REQUIREMENTS -> Scan the data below. Pull out each line where "name" occurs.

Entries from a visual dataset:
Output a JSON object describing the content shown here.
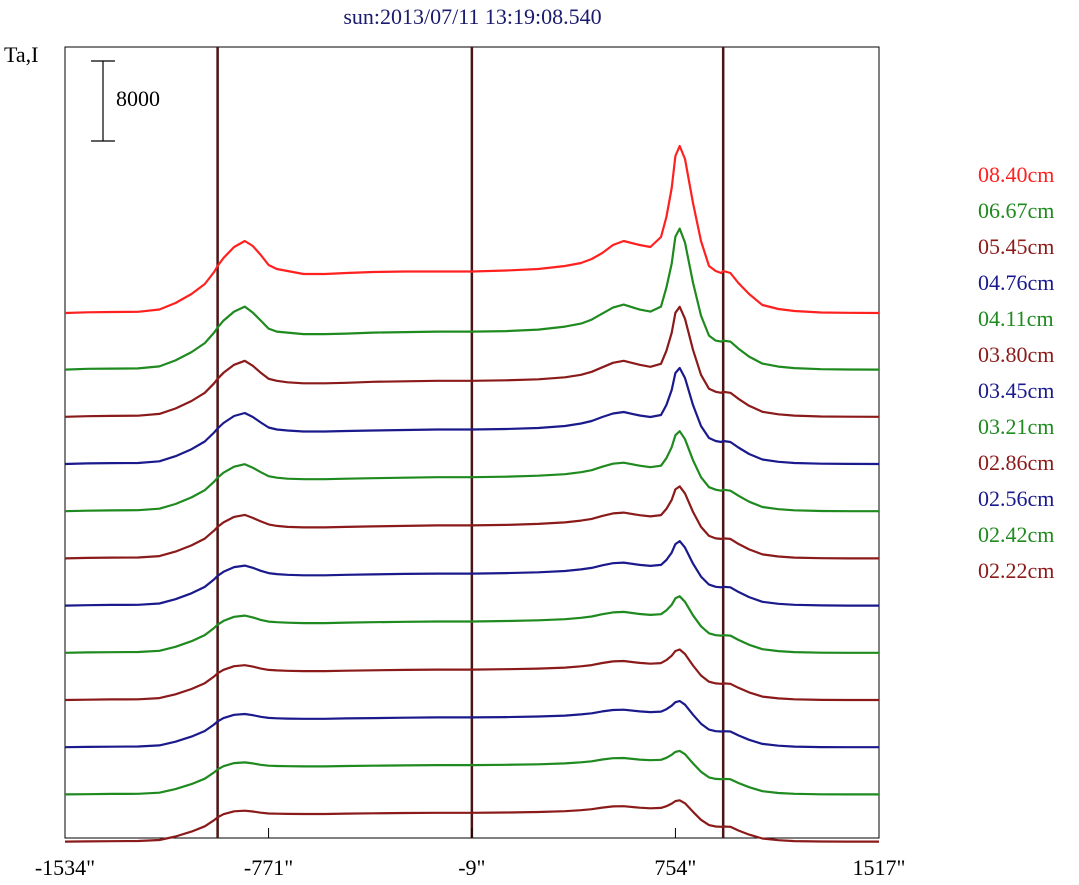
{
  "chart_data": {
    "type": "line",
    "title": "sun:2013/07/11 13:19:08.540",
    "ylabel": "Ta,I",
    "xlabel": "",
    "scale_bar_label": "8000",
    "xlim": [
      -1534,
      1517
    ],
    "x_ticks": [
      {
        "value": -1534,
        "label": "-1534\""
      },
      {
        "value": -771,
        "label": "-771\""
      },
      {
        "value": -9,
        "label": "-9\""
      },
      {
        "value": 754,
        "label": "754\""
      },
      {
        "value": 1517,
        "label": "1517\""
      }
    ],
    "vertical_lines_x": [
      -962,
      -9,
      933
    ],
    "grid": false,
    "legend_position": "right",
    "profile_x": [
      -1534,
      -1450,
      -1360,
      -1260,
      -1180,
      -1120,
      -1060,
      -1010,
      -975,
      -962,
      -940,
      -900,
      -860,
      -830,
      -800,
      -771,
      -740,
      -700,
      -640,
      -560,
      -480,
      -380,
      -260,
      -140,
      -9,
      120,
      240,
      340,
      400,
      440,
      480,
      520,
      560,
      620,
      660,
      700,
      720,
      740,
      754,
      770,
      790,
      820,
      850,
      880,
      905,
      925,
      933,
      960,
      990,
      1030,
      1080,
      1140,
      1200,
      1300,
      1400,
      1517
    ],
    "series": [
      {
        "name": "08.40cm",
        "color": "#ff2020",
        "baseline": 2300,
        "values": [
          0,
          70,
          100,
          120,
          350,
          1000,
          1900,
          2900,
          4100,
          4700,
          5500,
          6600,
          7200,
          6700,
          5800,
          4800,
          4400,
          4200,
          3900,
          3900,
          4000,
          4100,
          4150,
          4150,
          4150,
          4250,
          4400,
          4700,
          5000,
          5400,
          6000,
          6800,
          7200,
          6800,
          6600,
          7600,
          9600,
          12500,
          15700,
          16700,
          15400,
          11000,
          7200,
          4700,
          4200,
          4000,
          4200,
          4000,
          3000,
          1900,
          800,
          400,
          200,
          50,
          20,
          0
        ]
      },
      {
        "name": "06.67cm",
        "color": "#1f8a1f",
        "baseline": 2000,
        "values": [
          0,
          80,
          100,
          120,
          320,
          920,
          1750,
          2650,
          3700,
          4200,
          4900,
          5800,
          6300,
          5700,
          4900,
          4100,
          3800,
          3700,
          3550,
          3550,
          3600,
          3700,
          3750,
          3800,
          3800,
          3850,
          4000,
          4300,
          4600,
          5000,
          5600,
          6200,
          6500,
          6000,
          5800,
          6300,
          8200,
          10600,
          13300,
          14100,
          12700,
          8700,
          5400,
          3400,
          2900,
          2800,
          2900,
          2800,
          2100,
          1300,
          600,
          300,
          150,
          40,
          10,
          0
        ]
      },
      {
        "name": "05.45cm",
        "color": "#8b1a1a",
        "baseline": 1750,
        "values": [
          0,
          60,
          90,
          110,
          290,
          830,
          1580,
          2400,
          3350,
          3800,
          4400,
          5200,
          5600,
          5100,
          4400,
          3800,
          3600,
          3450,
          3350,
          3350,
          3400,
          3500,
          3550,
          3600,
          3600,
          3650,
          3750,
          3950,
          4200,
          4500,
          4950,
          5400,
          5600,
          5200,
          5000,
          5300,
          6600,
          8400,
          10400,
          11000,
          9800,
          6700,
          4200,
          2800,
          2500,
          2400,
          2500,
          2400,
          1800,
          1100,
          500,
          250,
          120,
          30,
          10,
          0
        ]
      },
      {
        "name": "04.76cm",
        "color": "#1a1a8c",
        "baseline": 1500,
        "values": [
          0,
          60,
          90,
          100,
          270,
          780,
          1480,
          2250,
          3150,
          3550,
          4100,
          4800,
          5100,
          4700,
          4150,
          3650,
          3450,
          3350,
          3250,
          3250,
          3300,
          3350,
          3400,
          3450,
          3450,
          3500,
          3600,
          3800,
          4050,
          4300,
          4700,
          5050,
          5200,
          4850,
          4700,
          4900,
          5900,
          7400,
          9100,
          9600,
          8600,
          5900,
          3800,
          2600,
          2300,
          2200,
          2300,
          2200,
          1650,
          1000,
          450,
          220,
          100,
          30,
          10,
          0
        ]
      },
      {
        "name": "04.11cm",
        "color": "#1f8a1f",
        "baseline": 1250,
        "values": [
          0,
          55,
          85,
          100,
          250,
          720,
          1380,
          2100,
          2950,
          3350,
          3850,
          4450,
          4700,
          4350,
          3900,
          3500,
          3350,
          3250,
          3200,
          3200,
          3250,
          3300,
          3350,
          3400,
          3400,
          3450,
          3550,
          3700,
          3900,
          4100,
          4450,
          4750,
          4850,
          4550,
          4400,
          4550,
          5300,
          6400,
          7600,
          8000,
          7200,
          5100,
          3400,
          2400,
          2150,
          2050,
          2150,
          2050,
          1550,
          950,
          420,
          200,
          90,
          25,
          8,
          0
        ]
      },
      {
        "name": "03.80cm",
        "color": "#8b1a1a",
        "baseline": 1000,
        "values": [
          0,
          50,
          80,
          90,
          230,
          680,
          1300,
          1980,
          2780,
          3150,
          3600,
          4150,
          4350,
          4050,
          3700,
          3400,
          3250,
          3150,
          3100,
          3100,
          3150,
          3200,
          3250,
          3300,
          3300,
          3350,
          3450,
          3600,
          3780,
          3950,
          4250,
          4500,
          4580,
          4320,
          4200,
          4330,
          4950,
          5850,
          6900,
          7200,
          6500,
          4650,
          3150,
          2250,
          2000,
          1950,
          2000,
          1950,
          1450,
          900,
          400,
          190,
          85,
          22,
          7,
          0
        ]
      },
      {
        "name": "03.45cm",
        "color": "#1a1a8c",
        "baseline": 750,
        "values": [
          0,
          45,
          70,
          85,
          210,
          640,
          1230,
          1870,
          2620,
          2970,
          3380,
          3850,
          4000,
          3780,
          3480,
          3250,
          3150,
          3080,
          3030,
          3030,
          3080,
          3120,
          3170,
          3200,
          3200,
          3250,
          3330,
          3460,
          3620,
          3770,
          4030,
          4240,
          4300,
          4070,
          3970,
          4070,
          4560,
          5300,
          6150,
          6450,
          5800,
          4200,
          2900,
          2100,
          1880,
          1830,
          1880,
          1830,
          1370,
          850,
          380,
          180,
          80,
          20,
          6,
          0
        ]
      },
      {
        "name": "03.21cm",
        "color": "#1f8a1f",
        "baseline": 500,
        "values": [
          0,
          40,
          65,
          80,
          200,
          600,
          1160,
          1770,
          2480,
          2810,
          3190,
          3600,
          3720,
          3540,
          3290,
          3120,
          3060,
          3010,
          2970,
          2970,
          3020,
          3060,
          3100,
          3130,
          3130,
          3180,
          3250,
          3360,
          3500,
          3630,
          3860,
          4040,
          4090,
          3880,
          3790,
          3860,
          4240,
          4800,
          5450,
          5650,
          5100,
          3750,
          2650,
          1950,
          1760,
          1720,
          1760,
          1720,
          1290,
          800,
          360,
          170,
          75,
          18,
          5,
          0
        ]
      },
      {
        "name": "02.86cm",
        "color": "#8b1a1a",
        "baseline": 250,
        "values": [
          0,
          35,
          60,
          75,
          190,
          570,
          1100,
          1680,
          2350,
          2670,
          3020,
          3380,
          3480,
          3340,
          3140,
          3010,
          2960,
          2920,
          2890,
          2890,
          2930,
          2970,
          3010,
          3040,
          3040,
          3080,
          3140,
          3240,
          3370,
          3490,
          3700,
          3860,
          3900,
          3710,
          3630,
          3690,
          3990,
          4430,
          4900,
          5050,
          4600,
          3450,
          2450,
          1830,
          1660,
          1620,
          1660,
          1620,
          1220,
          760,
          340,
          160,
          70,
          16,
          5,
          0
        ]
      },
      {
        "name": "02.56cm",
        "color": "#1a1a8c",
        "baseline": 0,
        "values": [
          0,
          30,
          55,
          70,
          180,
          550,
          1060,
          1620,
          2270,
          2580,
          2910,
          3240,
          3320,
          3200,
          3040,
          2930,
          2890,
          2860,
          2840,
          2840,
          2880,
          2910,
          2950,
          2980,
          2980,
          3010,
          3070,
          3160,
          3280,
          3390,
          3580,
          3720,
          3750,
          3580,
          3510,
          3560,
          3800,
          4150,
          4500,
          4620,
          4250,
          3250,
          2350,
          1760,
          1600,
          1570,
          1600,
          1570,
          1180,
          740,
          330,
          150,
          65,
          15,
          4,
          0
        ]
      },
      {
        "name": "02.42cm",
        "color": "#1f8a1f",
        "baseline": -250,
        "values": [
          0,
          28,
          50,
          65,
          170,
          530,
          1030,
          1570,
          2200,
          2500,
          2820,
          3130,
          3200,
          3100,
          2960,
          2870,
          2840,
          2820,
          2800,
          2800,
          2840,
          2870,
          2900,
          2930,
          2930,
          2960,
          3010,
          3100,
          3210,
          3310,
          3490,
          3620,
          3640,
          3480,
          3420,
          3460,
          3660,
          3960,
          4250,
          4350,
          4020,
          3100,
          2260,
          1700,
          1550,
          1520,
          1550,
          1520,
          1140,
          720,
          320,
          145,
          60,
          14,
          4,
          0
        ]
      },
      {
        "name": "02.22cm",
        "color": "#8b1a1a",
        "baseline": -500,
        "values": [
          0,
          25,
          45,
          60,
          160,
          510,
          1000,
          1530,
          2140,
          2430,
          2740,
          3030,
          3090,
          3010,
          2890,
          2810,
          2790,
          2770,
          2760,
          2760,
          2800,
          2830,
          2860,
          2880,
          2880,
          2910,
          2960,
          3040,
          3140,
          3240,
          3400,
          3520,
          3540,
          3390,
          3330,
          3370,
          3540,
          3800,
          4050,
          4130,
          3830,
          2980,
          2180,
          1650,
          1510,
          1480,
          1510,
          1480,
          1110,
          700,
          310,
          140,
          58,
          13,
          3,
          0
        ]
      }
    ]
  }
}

ANSWER TO THIS EXERCISE ->
        "name": "08.40cm",
        "name": "06.67cm",
        "name": "05.45cm",
        "name": "04.76cm",
        "name": "04.11cm",
        "name": "03.80cm",
        "name": "03.45cm",
        "name": "03.21cm",
        "name": "02.86cm",
        "name": "02.56cm",
        "name": "02.42cm",
        "name": "02.22cm",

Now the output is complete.